▶ What you need to do
Reproduce verbatim the material from the line containing "token-label: Token: — [500, 288, 586, 319]" to the line containing "Find all labels, buttons, inputs, and", including both of those lines.
'''
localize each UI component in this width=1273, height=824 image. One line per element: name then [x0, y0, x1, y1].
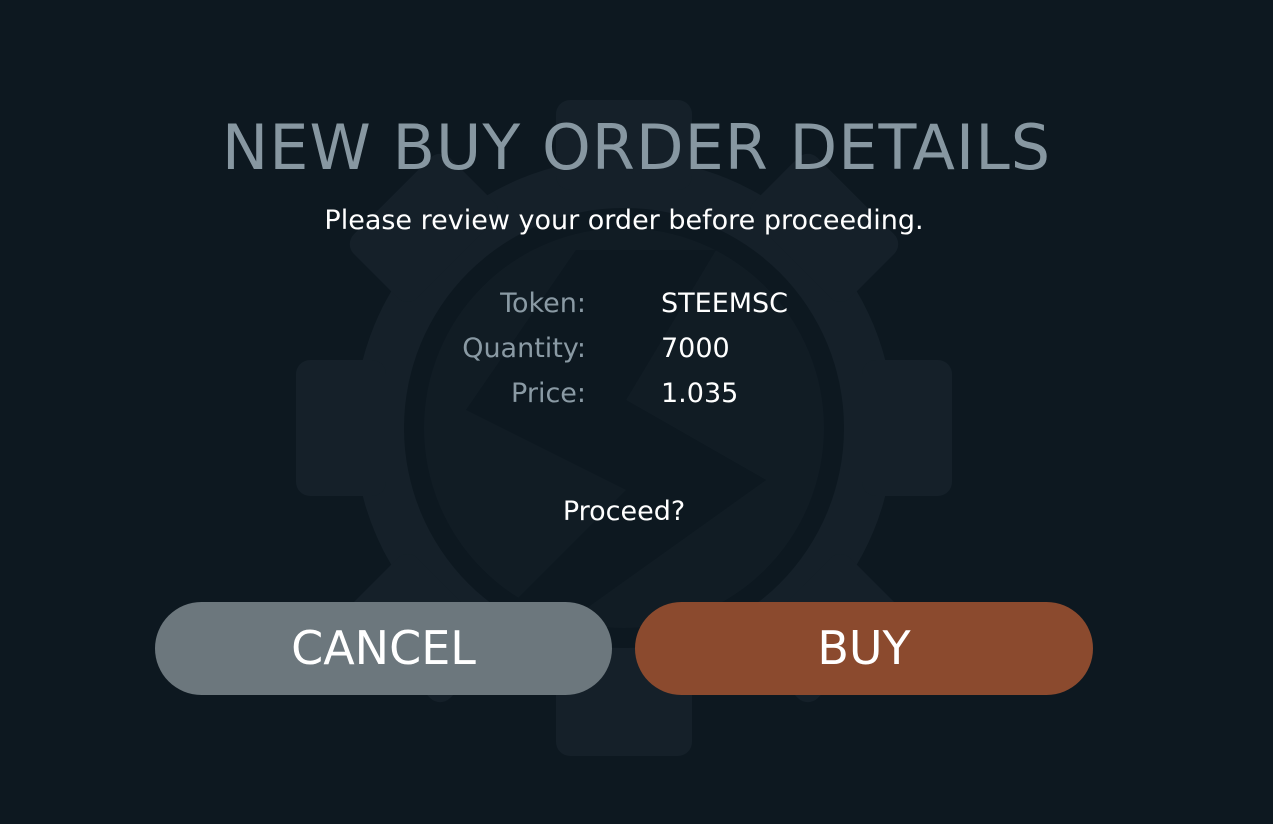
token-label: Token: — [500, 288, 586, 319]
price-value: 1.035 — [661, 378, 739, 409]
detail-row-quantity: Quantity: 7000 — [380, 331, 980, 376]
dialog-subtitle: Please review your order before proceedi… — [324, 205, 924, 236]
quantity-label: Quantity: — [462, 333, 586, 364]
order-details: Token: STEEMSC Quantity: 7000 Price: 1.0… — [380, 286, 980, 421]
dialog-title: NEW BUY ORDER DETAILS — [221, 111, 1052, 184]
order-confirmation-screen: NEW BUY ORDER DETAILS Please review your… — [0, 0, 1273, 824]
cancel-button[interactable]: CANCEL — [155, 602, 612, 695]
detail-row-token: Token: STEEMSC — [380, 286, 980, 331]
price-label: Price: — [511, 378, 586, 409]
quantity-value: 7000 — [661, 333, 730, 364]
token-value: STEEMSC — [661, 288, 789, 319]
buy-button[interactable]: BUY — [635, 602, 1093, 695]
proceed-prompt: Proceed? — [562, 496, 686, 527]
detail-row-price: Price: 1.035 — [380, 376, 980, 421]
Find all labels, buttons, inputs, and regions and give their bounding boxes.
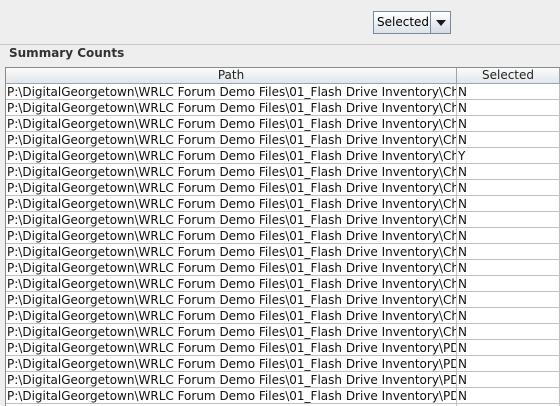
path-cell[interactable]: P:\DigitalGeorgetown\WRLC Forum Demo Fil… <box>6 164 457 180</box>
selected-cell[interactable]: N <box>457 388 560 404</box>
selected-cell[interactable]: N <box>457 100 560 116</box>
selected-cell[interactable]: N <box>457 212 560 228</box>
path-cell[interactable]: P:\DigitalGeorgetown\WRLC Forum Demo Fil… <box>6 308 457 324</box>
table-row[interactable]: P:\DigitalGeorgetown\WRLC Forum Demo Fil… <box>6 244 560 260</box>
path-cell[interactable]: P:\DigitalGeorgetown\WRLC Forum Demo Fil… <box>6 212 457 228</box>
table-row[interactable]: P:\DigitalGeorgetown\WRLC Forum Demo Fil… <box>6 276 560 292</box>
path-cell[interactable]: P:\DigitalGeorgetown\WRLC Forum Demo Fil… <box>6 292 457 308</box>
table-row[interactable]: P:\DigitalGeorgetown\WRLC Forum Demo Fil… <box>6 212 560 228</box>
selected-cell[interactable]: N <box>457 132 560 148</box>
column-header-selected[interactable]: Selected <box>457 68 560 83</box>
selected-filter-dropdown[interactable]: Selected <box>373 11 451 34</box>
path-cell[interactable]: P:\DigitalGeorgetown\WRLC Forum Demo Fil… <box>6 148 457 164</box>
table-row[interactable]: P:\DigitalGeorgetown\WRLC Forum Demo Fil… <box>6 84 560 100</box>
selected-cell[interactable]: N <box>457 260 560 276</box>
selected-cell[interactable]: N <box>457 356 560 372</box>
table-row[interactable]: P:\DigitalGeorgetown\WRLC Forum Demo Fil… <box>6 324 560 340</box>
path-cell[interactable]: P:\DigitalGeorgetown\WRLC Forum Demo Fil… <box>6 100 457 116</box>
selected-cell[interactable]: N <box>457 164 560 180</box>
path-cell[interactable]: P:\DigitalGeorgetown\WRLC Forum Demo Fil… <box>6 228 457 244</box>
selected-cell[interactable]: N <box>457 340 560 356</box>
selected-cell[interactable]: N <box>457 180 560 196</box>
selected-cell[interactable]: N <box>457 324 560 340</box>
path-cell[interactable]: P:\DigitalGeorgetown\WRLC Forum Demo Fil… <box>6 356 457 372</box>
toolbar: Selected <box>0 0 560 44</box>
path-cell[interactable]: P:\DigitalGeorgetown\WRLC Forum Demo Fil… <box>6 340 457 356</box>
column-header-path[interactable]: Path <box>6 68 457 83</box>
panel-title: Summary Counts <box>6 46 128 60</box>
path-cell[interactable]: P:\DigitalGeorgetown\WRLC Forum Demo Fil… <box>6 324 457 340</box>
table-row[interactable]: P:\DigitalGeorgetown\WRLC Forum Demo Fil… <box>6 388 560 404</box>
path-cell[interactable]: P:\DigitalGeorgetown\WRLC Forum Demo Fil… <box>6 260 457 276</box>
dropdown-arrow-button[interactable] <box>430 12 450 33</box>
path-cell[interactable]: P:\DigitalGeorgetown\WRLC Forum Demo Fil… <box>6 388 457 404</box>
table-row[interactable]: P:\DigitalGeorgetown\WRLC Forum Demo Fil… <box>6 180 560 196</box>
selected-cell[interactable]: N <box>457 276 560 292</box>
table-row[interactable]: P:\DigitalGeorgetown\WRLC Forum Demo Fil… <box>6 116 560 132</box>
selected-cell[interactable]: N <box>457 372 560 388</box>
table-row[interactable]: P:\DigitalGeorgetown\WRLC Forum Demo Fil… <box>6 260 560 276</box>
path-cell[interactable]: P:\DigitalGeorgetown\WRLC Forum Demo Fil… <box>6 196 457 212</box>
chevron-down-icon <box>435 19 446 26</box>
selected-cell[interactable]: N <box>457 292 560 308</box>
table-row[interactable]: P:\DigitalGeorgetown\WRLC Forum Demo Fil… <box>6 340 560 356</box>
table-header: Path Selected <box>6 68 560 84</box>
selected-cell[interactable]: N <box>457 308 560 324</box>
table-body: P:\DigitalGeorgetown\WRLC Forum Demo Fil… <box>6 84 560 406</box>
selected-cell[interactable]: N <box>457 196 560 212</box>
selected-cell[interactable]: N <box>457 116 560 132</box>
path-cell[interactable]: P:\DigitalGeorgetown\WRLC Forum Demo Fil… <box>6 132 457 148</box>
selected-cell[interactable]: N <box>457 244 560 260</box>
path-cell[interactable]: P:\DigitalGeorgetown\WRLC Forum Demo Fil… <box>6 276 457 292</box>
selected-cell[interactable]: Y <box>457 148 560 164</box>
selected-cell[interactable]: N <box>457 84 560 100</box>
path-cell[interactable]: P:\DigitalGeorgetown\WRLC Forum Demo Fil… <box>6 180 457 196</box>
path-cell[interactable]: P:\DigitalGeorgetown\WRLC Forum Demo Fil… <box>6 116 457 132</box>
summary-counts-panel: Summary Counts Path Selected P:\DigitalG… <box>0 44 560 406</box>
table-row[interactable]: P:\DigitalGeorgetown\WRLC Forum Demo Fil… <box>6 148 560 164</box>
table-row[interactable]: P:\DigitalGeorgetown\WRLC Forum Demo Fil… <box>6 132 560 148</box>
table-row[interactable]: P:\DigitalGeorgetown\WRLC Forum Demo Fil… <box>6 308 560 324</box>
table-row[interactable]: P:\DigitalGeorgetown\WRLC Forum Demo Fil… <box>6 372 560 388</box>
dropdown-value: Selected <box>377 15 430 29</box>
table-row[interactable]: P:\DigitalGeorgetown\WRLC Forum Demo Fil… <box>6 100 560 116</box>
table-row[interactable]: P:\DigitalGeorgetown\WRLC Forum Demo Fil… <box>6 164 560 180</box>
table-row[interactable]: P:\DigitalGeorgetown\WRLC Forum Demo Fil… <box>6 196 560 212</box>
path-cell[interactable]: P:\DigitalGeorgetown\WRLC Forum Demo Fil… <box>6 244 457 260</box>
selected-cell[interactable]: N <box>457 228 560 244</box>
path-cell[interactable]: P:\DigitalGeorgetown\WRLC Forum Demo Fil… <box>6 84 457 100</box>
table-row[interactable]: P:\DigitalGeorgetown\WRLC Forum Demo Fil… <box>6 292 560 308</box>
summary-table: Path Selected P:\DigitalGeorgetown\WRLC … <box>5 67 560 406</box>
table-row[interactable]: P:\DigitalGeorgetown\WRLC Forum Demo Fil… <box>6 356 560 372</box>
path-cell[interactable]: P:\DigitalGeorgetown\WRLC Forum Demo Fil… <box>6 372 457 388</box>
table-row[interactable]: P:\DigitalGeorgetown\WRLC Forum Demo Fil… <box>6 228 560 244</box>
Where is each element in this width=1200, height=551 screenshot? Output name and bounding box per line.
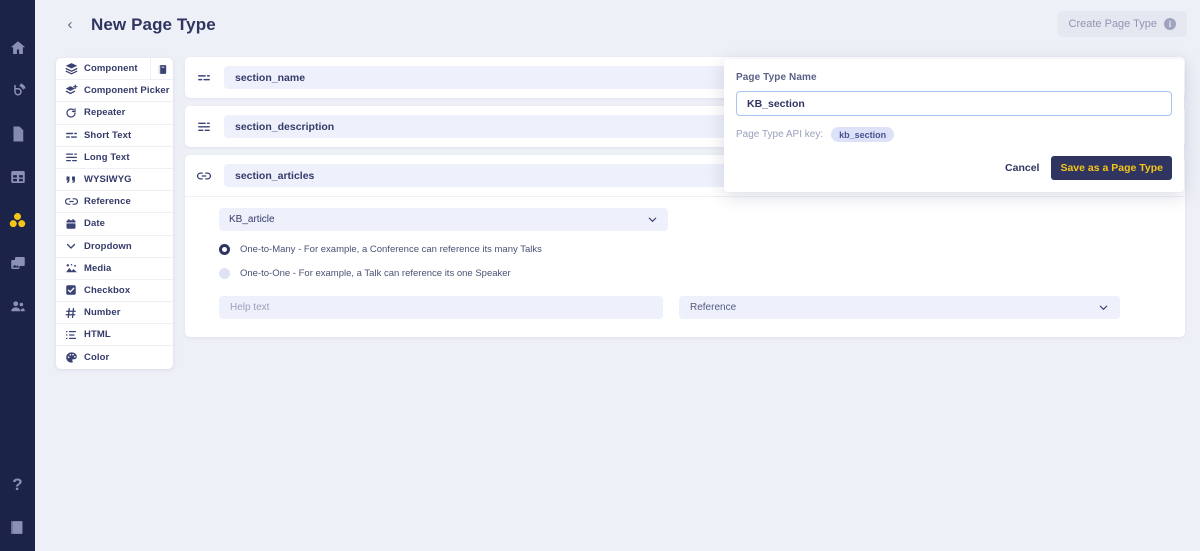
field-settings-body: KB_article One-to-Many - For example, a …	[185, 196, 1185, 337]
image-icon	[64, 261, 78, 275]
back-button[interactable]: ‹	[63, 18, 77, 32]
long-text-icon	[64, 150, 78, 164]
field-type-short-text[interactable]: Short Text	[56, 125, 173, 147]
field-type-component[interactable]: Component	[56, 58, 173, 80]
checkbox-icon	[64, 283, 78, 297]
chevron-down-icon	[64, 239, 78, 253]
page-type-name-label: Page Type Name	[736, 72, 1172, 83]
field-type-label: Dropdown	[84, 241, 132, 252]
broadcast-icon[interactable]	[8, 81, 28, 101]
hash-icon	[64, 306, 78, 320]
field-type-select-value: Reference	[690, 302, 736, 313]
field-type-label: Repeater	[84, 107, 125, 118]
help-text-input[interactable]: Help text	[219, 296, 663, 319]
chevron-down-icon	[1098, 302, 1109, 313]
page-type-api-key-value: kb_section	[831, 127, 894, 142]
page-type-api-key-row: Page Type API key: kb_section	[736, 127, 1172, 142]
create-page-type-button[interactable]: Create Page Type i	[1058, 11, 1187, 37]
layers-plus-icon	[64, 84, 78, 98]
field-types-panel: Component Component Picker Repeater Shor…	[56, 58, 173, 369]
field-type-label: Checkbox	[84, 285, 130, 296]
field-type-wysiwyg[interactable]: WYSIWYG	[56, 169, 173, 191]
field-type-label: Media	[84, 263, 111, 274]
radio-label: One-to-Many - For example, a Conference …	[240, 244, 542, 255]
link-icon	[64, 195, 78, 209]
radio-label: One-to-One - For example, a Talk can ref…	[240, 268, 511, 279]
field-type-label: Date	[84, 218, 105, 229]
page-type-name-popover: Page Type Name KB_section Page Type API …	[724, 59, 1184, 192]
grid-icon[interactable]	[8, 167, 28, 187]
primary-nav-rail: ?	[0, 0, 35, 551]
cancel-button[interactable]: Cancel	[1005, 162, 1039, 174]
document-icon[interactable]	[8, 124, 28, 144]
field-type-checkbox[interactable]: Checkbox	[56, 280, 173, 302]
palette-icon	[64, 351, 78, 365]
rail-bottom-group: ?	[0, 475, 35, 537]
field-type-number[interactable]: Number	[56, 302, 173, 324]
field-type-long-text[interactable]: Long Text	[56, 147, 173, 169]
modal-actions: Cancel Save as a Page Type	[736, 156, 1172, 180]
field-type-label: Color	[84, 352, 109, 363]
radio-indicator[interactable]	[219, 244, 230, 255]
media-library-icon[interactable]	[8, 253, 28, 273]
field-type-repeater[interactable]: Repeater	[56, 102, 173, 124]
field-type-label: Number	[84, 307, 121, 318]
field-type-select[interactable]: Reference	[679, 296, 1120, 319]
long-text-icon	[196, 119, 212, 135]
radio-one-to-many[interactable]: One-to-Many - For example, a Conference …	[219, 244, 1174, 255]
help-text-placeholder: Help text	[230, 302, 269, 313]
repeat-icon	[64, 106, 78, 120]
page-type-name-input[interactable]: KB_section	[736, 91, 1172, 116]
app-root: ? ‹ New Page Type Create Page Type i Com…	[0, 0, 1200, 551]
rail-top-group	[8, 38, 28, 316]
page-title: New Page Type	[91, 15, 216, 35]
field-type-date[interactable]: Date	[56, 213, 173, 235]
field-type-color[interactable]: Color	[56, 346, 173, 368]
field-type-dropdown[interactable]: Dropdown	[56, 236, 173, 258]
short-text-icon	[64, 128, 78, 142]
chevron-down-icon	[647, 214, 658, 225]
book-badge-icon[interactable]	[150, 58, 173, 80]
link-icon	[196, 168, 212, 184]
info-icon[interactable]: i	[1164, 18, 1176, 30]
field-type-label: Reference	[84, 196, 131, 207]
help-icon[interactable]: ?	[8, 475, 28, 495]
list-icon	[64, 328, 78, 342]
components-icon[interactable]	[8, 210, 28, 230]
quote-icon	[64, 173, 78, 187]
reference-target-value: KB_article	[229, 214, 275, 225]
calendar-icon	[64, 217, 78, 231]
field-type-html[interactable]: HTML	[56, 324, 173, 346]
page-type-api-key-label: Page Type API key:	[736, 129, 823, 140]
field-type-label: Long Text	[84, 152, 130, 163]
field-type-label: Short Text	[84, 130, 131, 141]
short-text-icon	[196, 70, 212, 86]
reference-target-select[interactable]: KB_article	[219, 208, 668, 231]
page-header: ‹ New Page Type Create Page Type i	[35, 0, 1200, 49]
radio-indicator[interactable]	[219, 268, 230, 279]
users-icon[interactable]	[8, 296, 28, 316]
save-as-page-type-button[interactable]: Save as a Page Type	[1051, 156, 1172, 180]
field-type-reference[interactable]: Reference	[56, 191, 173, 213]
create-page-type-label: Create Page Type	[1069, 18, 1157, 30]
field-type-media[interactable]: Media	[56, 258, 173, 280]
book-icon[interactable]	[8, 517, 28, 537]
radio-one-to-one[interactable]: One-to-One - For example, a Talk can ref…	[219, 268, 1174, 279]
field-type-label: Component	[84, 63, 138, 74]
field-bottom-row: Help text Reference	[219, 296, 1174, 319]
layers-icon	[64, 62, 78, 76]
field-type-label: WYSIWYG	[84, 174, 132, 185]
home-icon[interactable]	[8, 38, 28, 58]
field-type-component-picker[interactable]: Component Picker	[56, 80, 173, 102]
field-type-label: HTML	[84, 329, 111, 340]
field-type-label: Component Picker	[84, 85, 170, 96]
'''
▶ Worked solution
token-label: Token: — [500, 288, 586, 319]
price-value: 1.035 — [661, 378, 739, 409]
detail-row-quantity: Quantity: 7000 — [380, 331, 980, 376]
dialog-subtitle: Please review your order before proceedi… — [324, 205, 924, 236]
quantity-label: Quantity: — [462, 333, 586, 364]
order-details: Token: STEEMSC Quantity: 7000 Price: 1.0… — [380, 286, 980, 421]
dialog-title: NEW BUY ORDER DETAILS — [221, 111, 1052, 184]
order-confirmation-screen: NEW BUY ORDER DETAILS Please review your… — [0, 0, 1273, 824]
cancel-button[interactable]: CANCEL — [155, 602, 612, 695]
detail-row-token: Token: STEEMSC — [380, 286, 980, 331]
price-label: Price: — [511, 378, 586, 409]
quantity-value: 7000 — [661, 333, 730, 364]
token-value: STEEMSC — [661, 288, 789, 319]
buy-button[interactable]: BUY — [635, 602, 1093, 695]
proceed-prompt: Proceed? — [562, 496, 686, 527]
detail-row-price: Price: 1.035 — [380, 376, 980, 421]
Find all labels, buttons, inputs, and regions and give their bounding boxes.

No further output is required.